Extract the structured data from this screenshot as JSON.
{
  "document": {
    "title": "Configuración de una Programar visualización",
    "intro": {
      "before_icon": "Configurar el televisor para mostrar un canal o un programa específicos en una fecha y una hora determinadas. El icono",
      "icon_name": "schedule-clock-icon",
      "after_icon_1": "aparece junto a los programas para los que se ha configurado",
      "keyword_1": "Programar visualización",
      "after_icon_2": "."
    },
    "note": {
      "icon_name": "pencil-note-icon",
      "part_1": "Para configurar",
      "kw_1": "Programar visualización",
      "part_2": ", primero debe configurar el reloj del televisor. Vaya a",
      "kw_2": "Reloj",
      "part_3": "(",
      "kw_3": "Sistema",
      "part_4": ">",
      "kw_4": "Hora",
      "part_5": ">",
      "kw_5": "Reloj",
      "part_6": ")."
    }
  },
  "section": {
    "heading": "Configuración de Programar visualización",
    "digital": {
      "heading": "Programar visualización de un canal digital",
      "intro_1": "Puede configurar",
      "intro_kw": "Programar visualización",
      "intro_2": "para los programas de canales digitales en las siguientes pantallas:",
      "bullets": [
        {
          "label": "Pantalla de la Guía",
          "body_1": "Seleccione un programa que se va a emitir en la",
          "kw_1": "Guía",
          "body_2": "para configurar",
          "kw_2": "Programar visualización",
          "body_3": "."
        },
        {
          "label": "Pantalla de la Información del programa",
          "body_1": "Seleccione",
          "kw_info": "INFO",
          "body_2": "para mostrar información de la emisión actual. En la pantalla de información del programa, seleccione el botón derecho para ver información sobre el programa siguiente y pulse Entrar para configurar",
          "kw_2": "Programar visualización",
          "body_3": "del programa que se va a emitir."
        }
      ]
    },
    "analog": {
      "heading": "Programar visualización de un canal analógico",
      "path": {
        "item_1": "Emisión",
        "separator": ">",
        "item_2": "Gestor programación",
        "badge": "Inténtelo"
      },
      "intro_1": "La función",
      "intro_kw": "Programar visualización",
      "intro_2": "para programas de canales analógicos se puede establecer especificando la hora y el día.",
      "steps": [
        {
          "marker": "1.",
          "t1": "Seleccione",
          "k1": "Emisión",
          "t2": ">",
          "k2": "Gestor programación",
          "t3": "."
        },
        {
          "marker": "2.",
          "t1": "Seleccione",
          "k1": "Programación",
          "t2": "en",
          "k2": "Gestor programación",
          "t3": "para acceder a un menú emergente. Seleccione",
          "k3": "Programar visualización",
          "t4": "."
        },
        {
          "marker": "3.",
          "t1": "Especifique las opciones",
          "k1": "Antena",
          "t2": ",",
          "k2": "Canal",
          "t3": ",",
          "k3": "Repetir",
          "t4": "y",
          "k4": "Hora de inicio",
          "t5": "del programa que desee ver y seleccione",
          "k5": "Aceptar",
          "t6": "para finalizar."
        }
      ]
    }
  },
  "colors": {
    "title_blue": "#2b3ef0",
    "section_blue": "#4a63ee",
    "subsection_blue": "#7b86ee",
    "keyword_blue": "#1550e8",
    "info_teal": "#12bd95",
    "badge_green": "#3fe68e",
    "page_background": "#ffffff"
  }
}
_ _ _ _
From the listing above, copy out each line where the word "mostrar" appears.

Solution to this exercise ▸
      "before_icon": "Configurar el televisor para mostrar un canal o un programa específicos en una fecha y una hora determinadas. El icono",
          "body_2": "para mostrar información de la emisión actual. En la pantalla de información del programa, seleccione el botón derecho para ver información sobre el programa siguiente y pulse Entrar para configurar",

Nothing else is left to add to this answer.